| What to produce |
Give all the lines below again, exactly, with no pictures.

| Information shown |
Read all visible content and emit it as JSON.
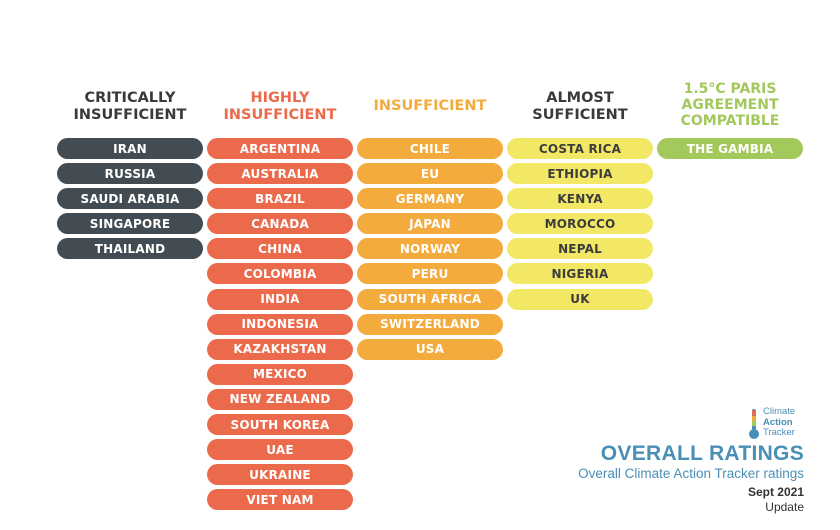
{
  "colors": {
    "critically_insufficient": "#424c52",
    "highly_insufficient": "#ec6a4c",
    "insufficient": "#f3ab3d",
    "almost_sufficient": "#f2e866",
    "paris_compatible": "#a3c85b",
    "accent_blue": "#4a8fb5"
  },
  "categories": [
    {
      "heading": "CRITICALLY\nINSUFFICIENT",
      "heading_color": "#3a3a3a",
      "countries": [
        "IRAN",
        "RUSSIA",
        "SAUDI ARABIA",
        "SINGAPORE",
        "THAILAND"
      ]
    },
    {
      "heading": "HIGHLY\nINSUFFICIENT",
      "heading_color": "#ec6a4c",
      "countries": [
        "ARGENTINA",
        "AUSTRALIA",
        "BRAZIL",
        "CANADA",
        "CHINA",
        "COLOMBIA",
        "INDIA",
        "INDONESIA",
        "KAZAKHSTAN",
        "MEXICO",
        "NEW ZEALAND",
        "SOUTH KOREA",
        "UAE",
        "UKRAINE",
        "VIET NAM"
      ]
    },
    {
      "heading": "INSUFFICIENT",
      "heading_color": "#f3ab3d",
      "countries": [
        "CHILE",
        "EU",
        "GERMANY",
        "JAPAN",
        "NORWAY",
        "PERU",
        "SOUTH AFRICA",
        "SWITZERLAND",
        "USA"
      ]
    },
    {
      "heading": "ALMOST\nSUFFICIENT",
      "heading_color": "#3a3a3a",
      "countries": [
        "COSTA RICA",
        "ETHIOPIA",
        "KENYA",
        "MOROCCO",
        "NEPAL",
        "NIGERIA",
        "UK"
      ]
    },
    {
      "heading": "1.5°C PARIS\nAGREEMENT\nCOMPATIBLE",
      "heading_color": "#a3c85b",
      "countries": [
        "THE GAMBIA"
      ]
    }
  ],
  "logo": {
    "icon": "thermometer-icon",
    "line1": "Climate",
    "line2": "Action",
    "line3": "Tracker"
  },
  "footer": {
    "title": "OVERALL RATINGS",
    "subtitle": "Overall Climate Action Tracker ratings",
    "date": "Sept 2021",
    "update": "Update"
  }
}
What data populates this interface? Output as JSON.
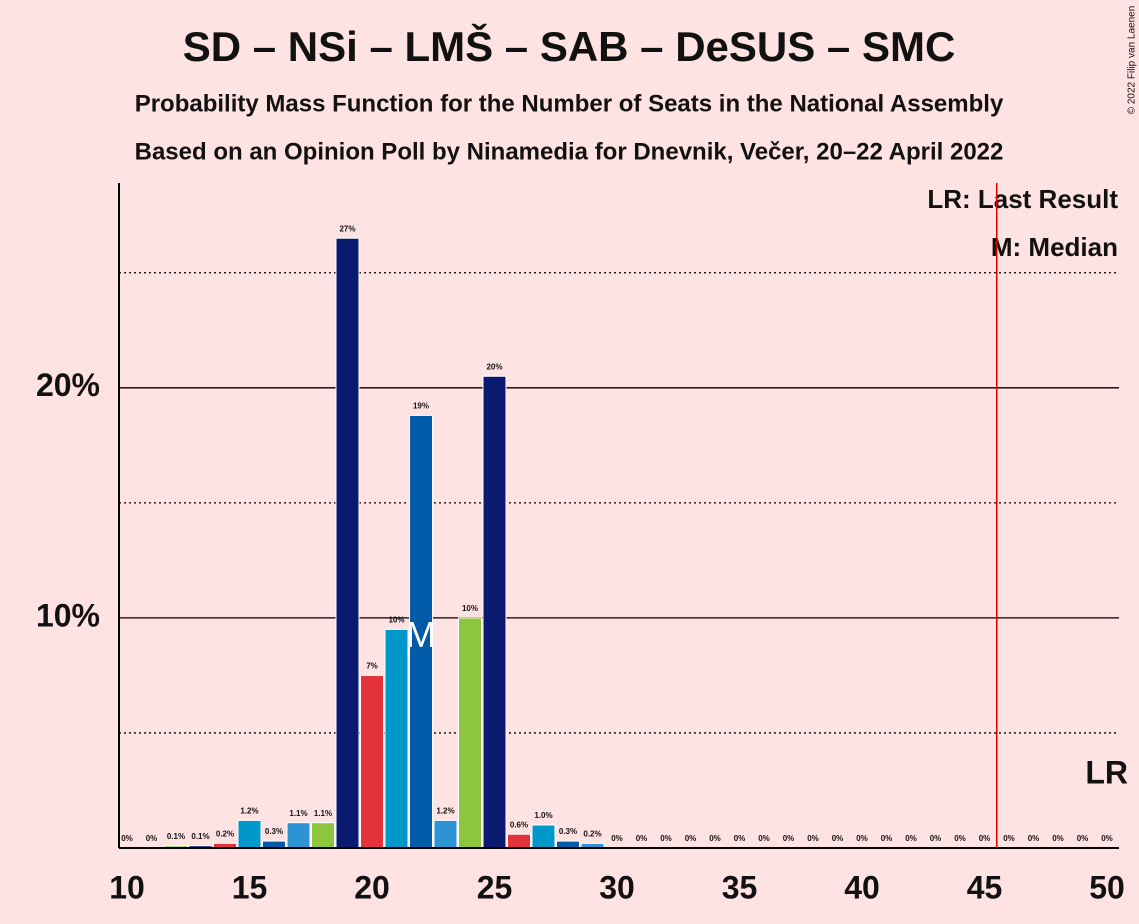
{
  "chart_data": {
    "type": "bar",
    "title": "SD – NSi – LMŠ – SAB – DeSUS – SMC",
    "subtitle": "Probability Mass Function for the Number of Seats in the National Assembly",
    "subtitle2": "Based on an Opinion Poll by Ninamedia for Dnevnik, Večer, 20–22 April 2022",
    "copyright": "© 2022 Filip van Laenen",
    "legend_lr": "LR: Last Result",
    "legend_median": "M: Median",
    "lr_label": "LR",
    "median_marker": "M",
    "median": 22,
    "last_result_line": 45.5,
    "categories": [
      10,
      11,
      12,
      13,
      14,
      15,
      16,
      17,
      18,
      19,
      20,
      21,
      22,
      23,
      24,
      25,
      26,
      27,
      28,
      29,
      30,
      31,
      32,
      33,
      34,
      35,
      36,
      37,
      38,
      39,
      40,
      41,
      42,
      43,
      44,
      45,
      46,
      47,
      48,
      49,
      50
    ],
    "values": [
      0,
      0,
      0.1,
      0.1,
      0.2,
      1.2,
      0.3,
      1.1,
      1.1,
      26.5,
      7.5,
      9.5,
      18.8,
      1.2,
      10.0,
      20.5,
      0.6,
      1.0,
      0.3,
      0.2,
      0,
      0,
      0,
      0,
      0,
      0,
      0,
      0,
      0,
      0,
      0,
      0,
      0,
      0,
      0,
      0,
      0,
      0,
      0,
      0,
      0
    ],
    "value_labels": [
      "0%",
      "0%",
      "0.1%",
      "0.1%",
      "0.2%",
      "1.2%",
      "0.3%",
      "1.1%",
      "1.1%",
      "27%",
      "7%",
      "10%",
      "19%",
      "1.2%",
      "10%",
      "20%",
      "0.6%",
      "1.0%",
      "0.3%",
      "0.2%",
      "0%",
      "0%",
      "0%",
      "0%",
      "0%",
      "0%",
      "0%",
      "0%",
      "0%",
      "0%",
      "0%",
      "0%",
      "0%",
      "0%",
      "0%",
      "0%",
      "0%",
      "0%",
      "0%",
      "0%",
      "0%"
    ],
    "colors": [
      "#005ba8",
      "#2e93d4",
      "#8cc63f",
      "#0a1a70",
      "#e3323a",
      "#0098c8",
      "#005ba8",
      "#2e93d4",
      "#8cc63f",
      "#0a1a70",
      "#e3323a",
      "#0098c8",
      "#005ba8",
      "#2e93d4",
      "#8cc63f",
      "#0a1a70",
      "#e3323a",
      "#0098c8",
      "#005ba8",
      "#2e93d4",
      "#8cc63f",
      "#0a1a70",
      "#e3323a",
      "#0098c8",
      "#005ba8",
      "#2e93d4",
      "#8cc63f",
      "#0a1a70",
      "#e3323a",
      "#0098c8",
      "#005ba8",
      "#2e93d4",
      "#8cc63f",
      "#0a1a70",
      "#e3323a",
      "#0098c8",
      "#005ba8",
      "#2e93d4",
      "#8cc63f",
      "#0a1a70",
      "#e3323a"
    ],
    "xlim": [
      10,
      50
    ],
    "xticks": [
      10,
      15,
      20,
      25,
      30,
      35,
      40,
      45,
      50
    ],
    "ylim": [
      0,
      28.9
    ],
    "yticks": [
      {
        "value": 10,
        "label": "10%"
      },
      {
        "value": 20,
        "label": "20%"
      }
    ],
    "minor_yticks": [
      5,
      15,
      25
    ],
    "lr_color": "#e00000"
  }
}
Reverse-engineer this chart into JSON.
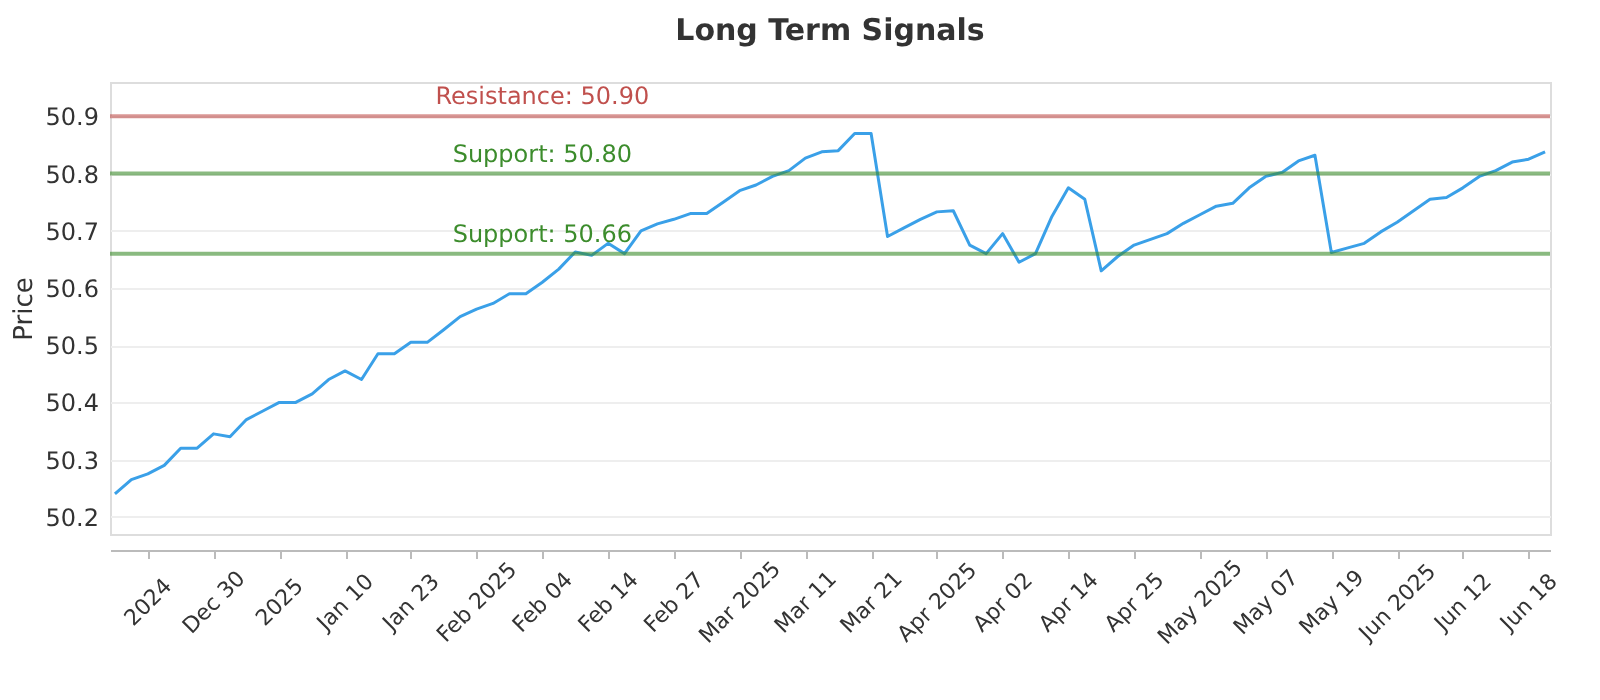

| Final result |
Read all visible content and emit it as JSON.
{
  "colors": {
    "critically_insufficient": "#424c52",
    "highly_insufficient": "#ec6a4c",
    "insufficient": "#f3ab3d",
    "almost_sufficient": "#f2e866",
    "paris_compatible": "#a3c85b",
    "accent_blue": "#4a8fb5"
  },
  "categories": [
    {
      "heading": "CRITICALLY\nINSUFFICIENT",
      "heading_color": "#3a3a3a",
      "countries": [
        "IRAN",
        "RUSSIA",
        "SAUDI ARABIA",
        "SINGAPORE",
        "THAILAND"
      ]
    },
    {
      "heading": "HIGHLY\nINSUFFICIENT",
      "heading_color": "#ec6a4c",
      "countries": [
        "ARGENTINA",
        "AUSTRALIA",
        "BRAZIL",
        "CANADA",
        "CHINA",
        "COLOMBIA",
        "INDIA",
        "INDONESIA",
        "KAZAKHSTAN",
        "MEXICO",
        "NEW ZEALAND",
        "SOUTH KOREA",
        "UAE",
        "UKRAINE",
        "VIET NAM"
      ]
    },
    {
      "heading": "INSUFFICIENT",
      "heading_color": "#f3ab3d",
      "countries": [
        "CHILE",
        "EU",
        "GERMANY",
        "JAPAN",
        "NORWAY",
        "PERU",
        "SOUTH AFRICA",
        "SWITZERLAND",
        "USA"
      ]
    },
    {
      "heading": "ALMOST\nSUFFICIENT",
      "heading_color": "#3a3a3a",
      "countries": [
        "COSTA RICA",
        "ETHIOPIA",
        "KENYA",
        "MOROCCO",
        "NEPAL",
        "NIGERIA",
        "UK"
      ]
    },
    {
      "heading": "1.5°C PARIS\nAGREEMENT\nCOMPATIBLE",
      "heading_color": "#a3c85b",
      "countries": [
        "THE GAMBIA"
      ]
    }
  ],
  "logo": {
    "icon": "thermometer-icon",
    "line1": "Climate",
    "line2": "Action",
    "line3": "Tracker"
  },
  "footer": {
    "title": "OVERALL RATINGS",
    "subtitle": "Overall Climate Action Tracker ratings",
    "date": "Sept 2021",
    "update": "Update"
  }
}
What data populates this interface? Output as JSON.
{
  "chart_data": {
    "type": "bar",
    "title": "SD – NSi – LMŠ – SAB – DeSUS – SMC",
    "subtitle": "Probability Mass Function for the Number of Seats in the National Assembly",
    "subtitle2": "Based on an Opinion Poll by Ninamedia for Dnevnik, Večer, 20–22 April 2022",
    "copyright": "© 2022 Filip van Laenen",
    "legend_lr": "LR: Last Result",
    "legend_median": "M: Median",
    "lr_label": "LR",
    "median_marker": "M",
    "median": 22,
    "last_result_line": 45.5,
    "categories": [
      10,
      11,
      12,
      13,
      14,
      15,
      16,
      17,
      18,
      19,
      20,
      21,
      22,
      23,
      24,
      25,
      26,
      27,
      28,
      29,
      30,
      31,
      32,
      33,
      34,
      35,
      36,
      37,
      38,
      39,
      40,
      41,
      42,
      43,
      44,
      45,
      46,
      47,
      48,
      49,
      50
    ],
    "values": [
      0,
      0,
      0.1,
      0.1,
      0.2,
      1.2,
      0.3,
      1.1,
      1.1,
      26.5,
      7.5,
      9.5,
      18.8,
      1.2,
      10.0,
      20.5,
      0.6,
      1.0,
      0.3,
      0.2,
      0,
      0,
      0,
      0,
      0,
      0,
      0,
      0,
      0,
      0,
      0,
      0,
      0,
      0,
      0,
      0,
      0,
      0,
      0,
      0,
      0
    ],
    "value_labels": [
      "0%",
      "0%",
      "0.1%",
      "0.1%",
      "0.2%",
      "1.2%",
      "0.3%",
      "1.1%",
      "1.1%",
      "27%",
      "7%",
      "10%",
      "19%",
      "1.2%",
      "10%",
      "20%",
      "0.6%",
      "1.0%",
      "0.3%",
      "0.2%",
      "0%",
      "0%",
      "0%",
      "0%",
      "0%",
      "0%",
      "0%",
      "0%",
      "0%",
      "0%",
      "0%",
      "0%",
      "0%",
      "0%",
      "0%",
      "0%",
      "0%",
      "0%",
      "0%",
      "0%",
      "0%"
    ],
    "colors": [
      "#005ba8",
      "#2e93d4",
      "#8cc63f",
      "#0a1a70",
      "#e3323a",
      "#0098c8",
      "#005ba8",
      "#2e93d4",
      "#8cc63f",
      "#0a1a70",
      "#e3323a",
      "#0098c8",
      "#005ba8",
      "#2e93d4",
      "#8cc63f",
      "#0a1a70",
      "#e3323a",
      "#0098c8",
      "#005ba8",
      "#2e93d4",
      "#8cc63f",
      "#0a1a70",
      "#e3323a",
      "#0098c8",
      "#005ba8",
      "#2e93d4",
      "#8cc63f",
      "#0a1a70",
      "#e3323a",
      "#0098c8",
      "#005ba8",
      "#2e93d4",
      "#8cc63f",
      "#0a1a70",
      "#e3323a",
      "#0098c8",
      "#005ba8",
      "#2e93d4",
      "#8cc63f",
      "#0a1a70",
      "#e3323a"
    ],
    "xlim": [
      10,
      50
    ],
    "xticks": [
      10,
      15,
      20,
      25,
      30,
      35,
      40,
      45,
      50
    ],
    "ylim": [
      0,
      28.9
    ],
    "yticks": [
      {
        "value": 10,
        "label": "10%"
      },
      {
        "value": 20,
        "label": "20%"
      }
    ],
    "minor_yticks": [
      5,
      15,
      25
    ],
    "lr_color": "#e00000"
  }
}
Reverse-engineer this chart into JSON.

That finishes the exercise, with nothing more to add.